Set down the records once more, please, exactly and with the pictures left out.

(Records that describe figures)
——————
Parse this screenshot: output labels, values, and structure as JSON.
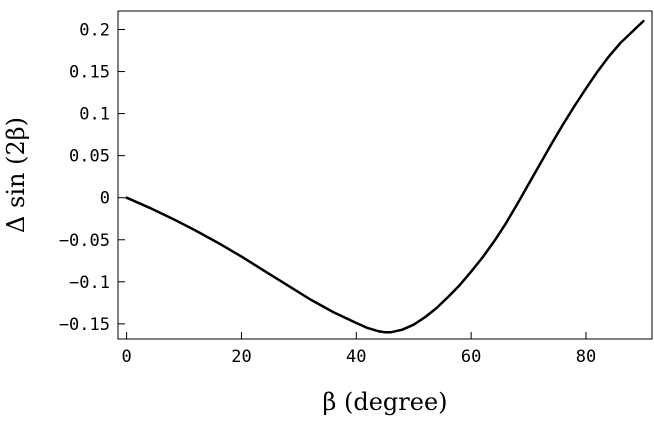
{
  "chart_data": {
    "type": "line",
    "title": "",
    "xlabel": "β (degree)",
    "ylabel": "Δ sin (2β)",
    "xlim": [
      -1.5,
      91.5
    ],
    "ylim": [
      -0.168,
      0.222
    ],
    "x_ticks": [
      0,
      20,
      40,
      60,
      80
    ],
    "x_tick_labels": [
      "0",
      "20",
      "40",
      "60",
      "80"
    ],
    "y_ticks": [
      -0.15,
      -0.1,
      -0.05,
      0,
      0.05,
      0.1,
      0.15,
      0.2
    ],
    "y_tick_labels": [
      "-0.15",
      "-0.1",
      "-0.05",
      "0",
      "0.05",
      "0.1",
      "0.15",
      "0.2"
    ],
    "grid": false,
    "legend": "none",
    "colors": {
      "line": "#000000",
      "frame": "#000000",
      "background": "#ffffff"
    },
    "series": [
      {
        "x": [
          0,
          4,
          8,
          12,
          16,
          20,
          24,
          28,
          32,
          36,
          40,
          42,
          44,
          45,
          46,
          48,
          50,
          52,
          54,
          56,
          58,
          60,
          62,
          64,
          66,
          68,
          70,
          72,
          74,
          76,
          78,
          80,
          82,
          84,
          86,
          88,
          90
        ],
        "y": [
          0,
          -0.012,
          -0.025,
          -0.039,
          -0.054,
          -0.07,
          -0.087,
          -0.104,
          -0.121,
          -0.136,
          -0.149,
          -0.155,
          -0.159,
          -0.16,
          -0.16,
          -0.157,
          -0.151,
          -0.142,
          -0.131,
          -0.118,
          -0.104,
          -0.088,
          -0.071,
          -0.052,
          -0.031,
          -0.008,
          0.016,
          0.04,
          0.064,
          0.087,
          0.109,
          0.13,
          0.15,
          0.168,
          0.184,
          0.197,
          0.21
        ]
      }
    ]
  }
}
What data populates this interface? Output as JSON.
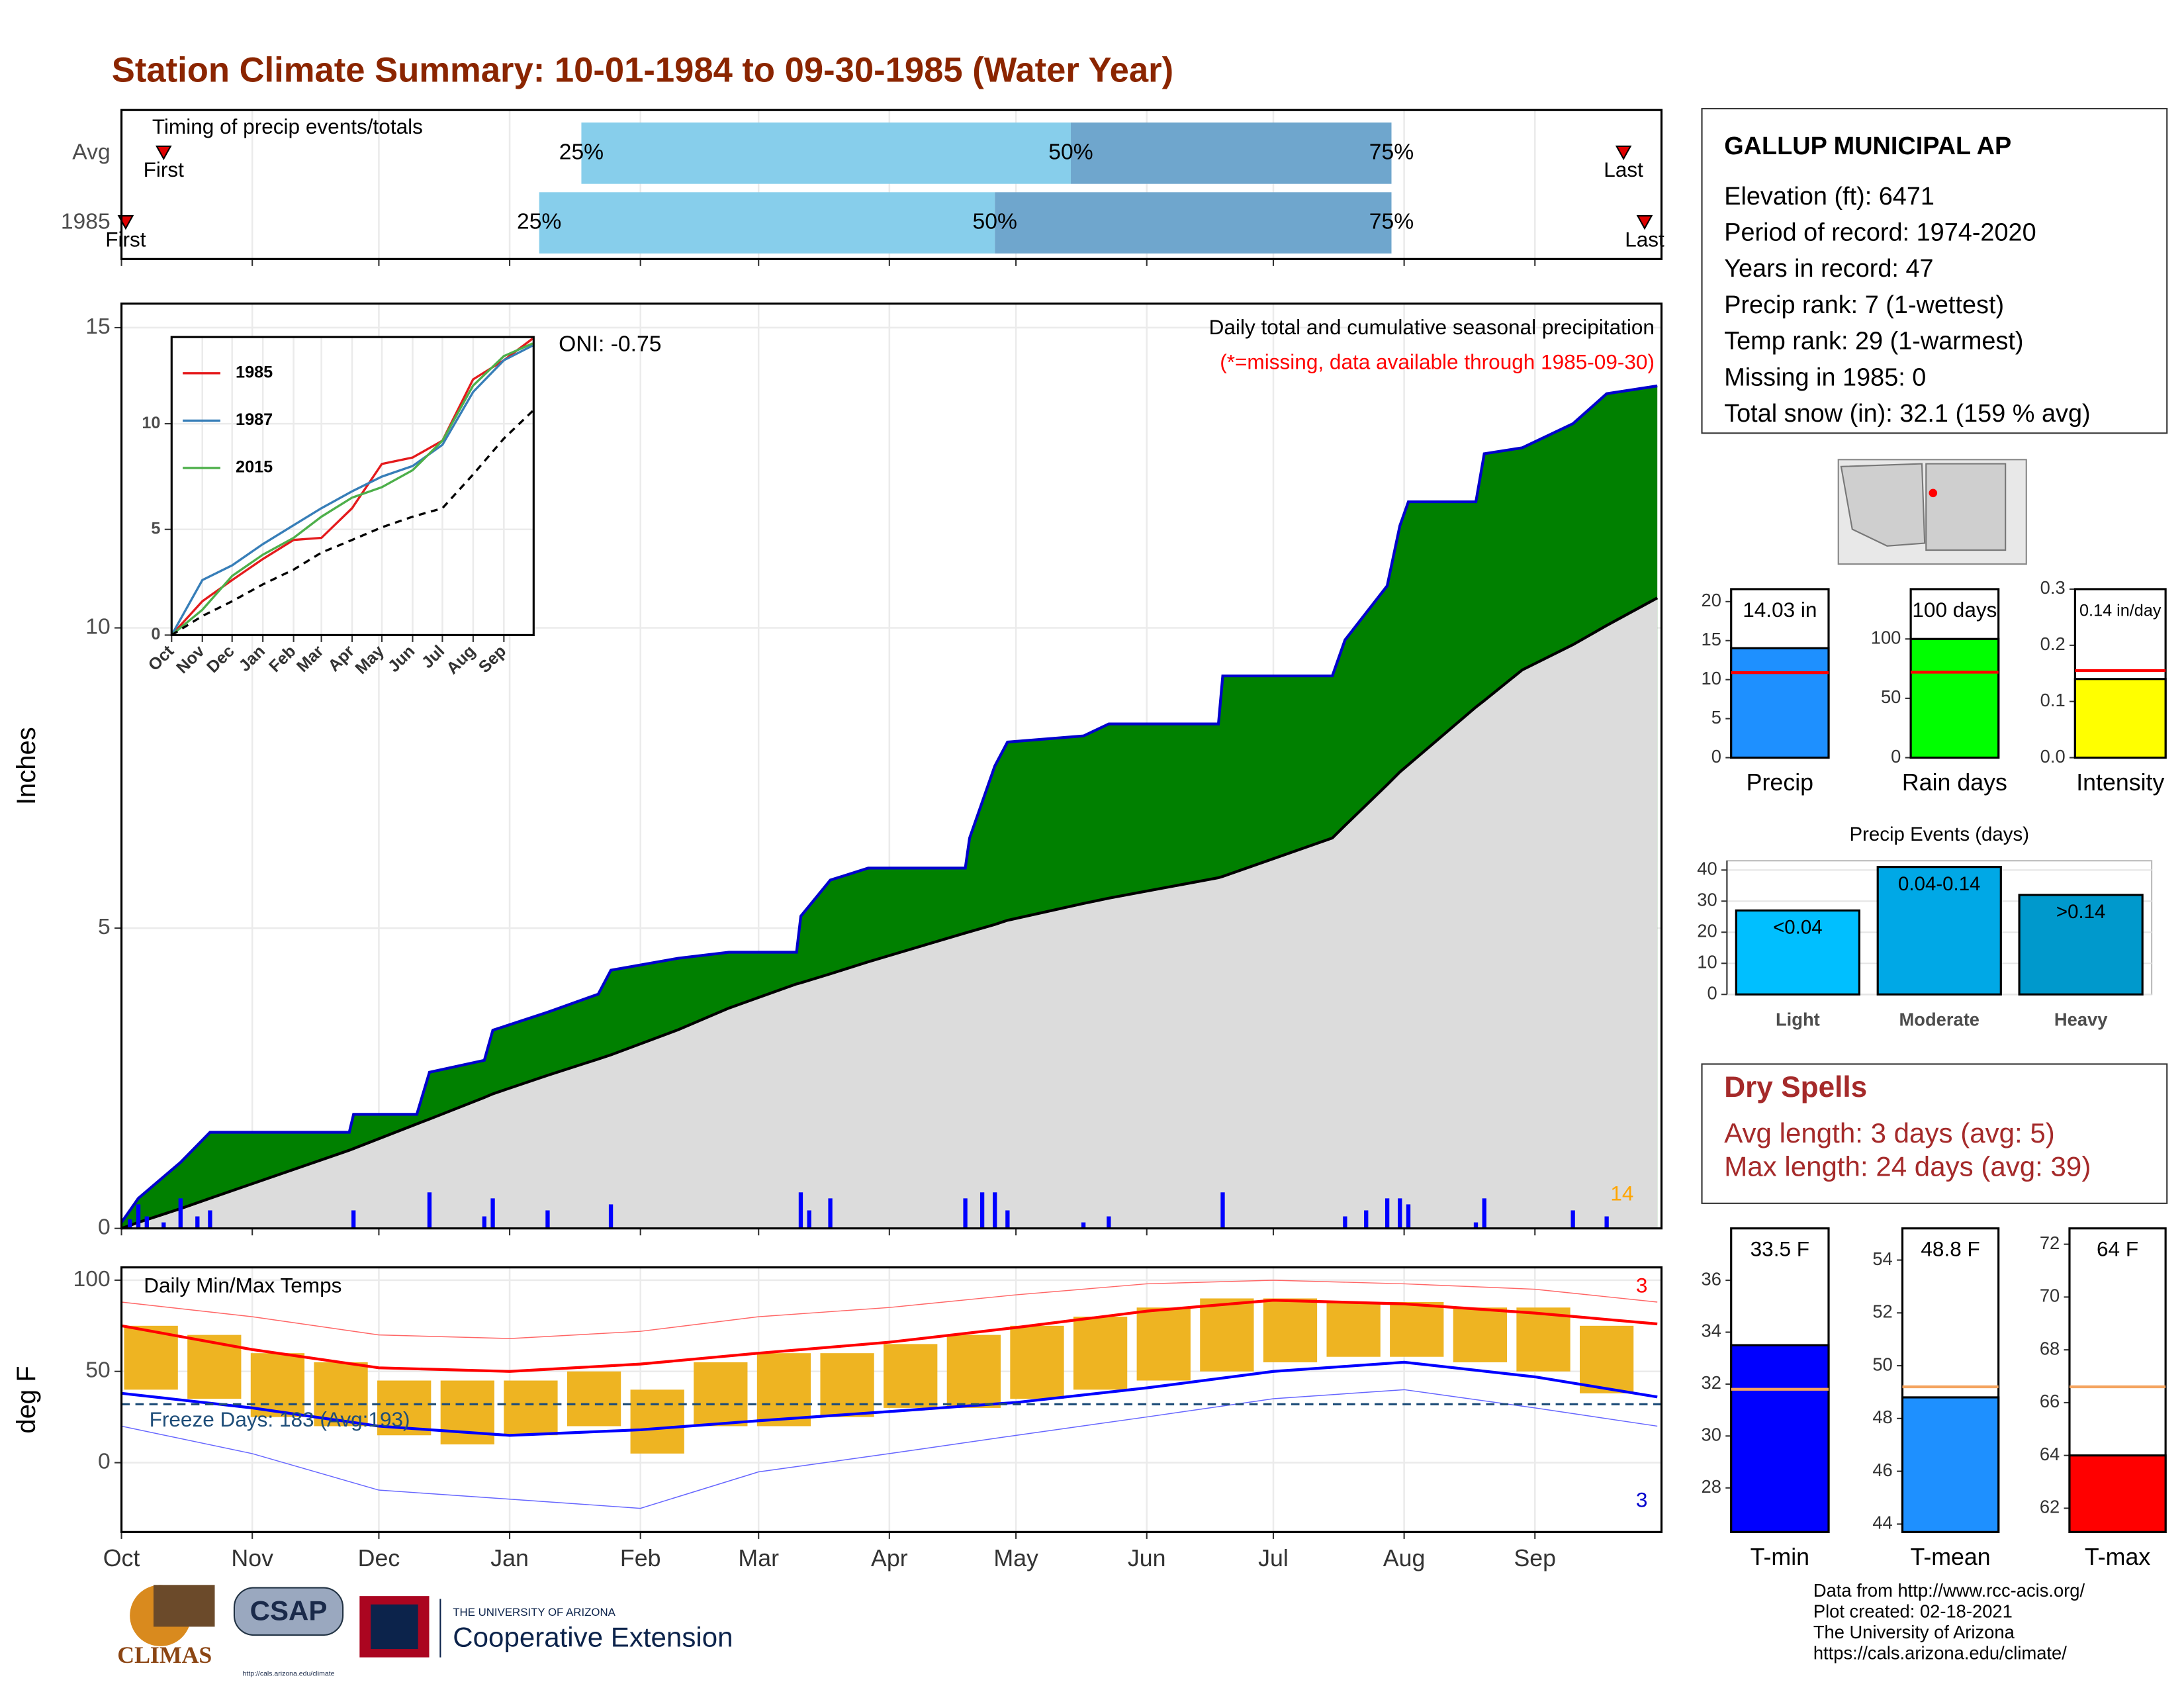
——————
◆ SOLUTION FOR THIS TASK ◆
Parse this screenshot: output labels, values, and structure as JSON.
{
  "chart_data": {
    "type": "line",
    "title": "",
    "xlabel": "β (degree)",
    "ylabel": "Δ sin (2β)",
    "xlim": [
      -1.5,
      91.5
    ],
    "ylim": [
      -0.168,
      0.222
    ],
    "x_ticks": [
      0,
      20,
      40,
      60,
      80
    ],
    "x_tick_labels": [
      "0",
      "20",
      "40",
      "60",
      "80"
    ],
    "y_ticks": [
      -0.15,
      -0.1,
      -0.05,
      0,
      0.05,
      0.1,
      0.15,
      0.2
    ],
    "y_tick_labels": [
      "-0.15",
      "-0.1",
      "-0.05",
      "0",
      "0.05",
      "0.1",
      "0.15",
      "0.2"
    ],
    "grid": false,
    "legend": "none",
    "colors": {
      "line": "#000000",
      "frame": "#000000",
      "background": "#ffffff"
    },
    "series": [
      {
        "x": [
          0,
          4,
          8,
          12,
          16,
          20,
          24,
          28,
          32,
          36,
          40,
          42,
          44,
          45,
          46,
          48,
          50,
          52,
          54,
          56,
          58,
          60,
          62,
          64,
          66,
          68,
          70,
          72,
          74,
          76,
          78,
          80,
          82,
          84,
          86,
          88,
          90
        ],
        "y": [
          0,
          -0.012,
          -0.025,
          -0.039,
          -0.054,
          -0.07,
          -0.087,
          -0.104,
          -0.121,
          -0.136,
          -0.149,
          -0.155,
          -0.159,
          -0.16,
          -0.16,
          -0.157,
          -0.151,
          -0.142,
          -0.131,
          -0.118,
          -0.104,
          -0.088,
          -0.071,
          -0.052,
          -0.031,
          -0.008,
          0.016,
          0.04,
          0.064,
          0.087,
          0.109,
          0.13,
          0.15,
          0.168,
          0.184,
          0.197,
          0.21
        ]
      }
    ]
  }
}
What data populates this interface? Output as JSON.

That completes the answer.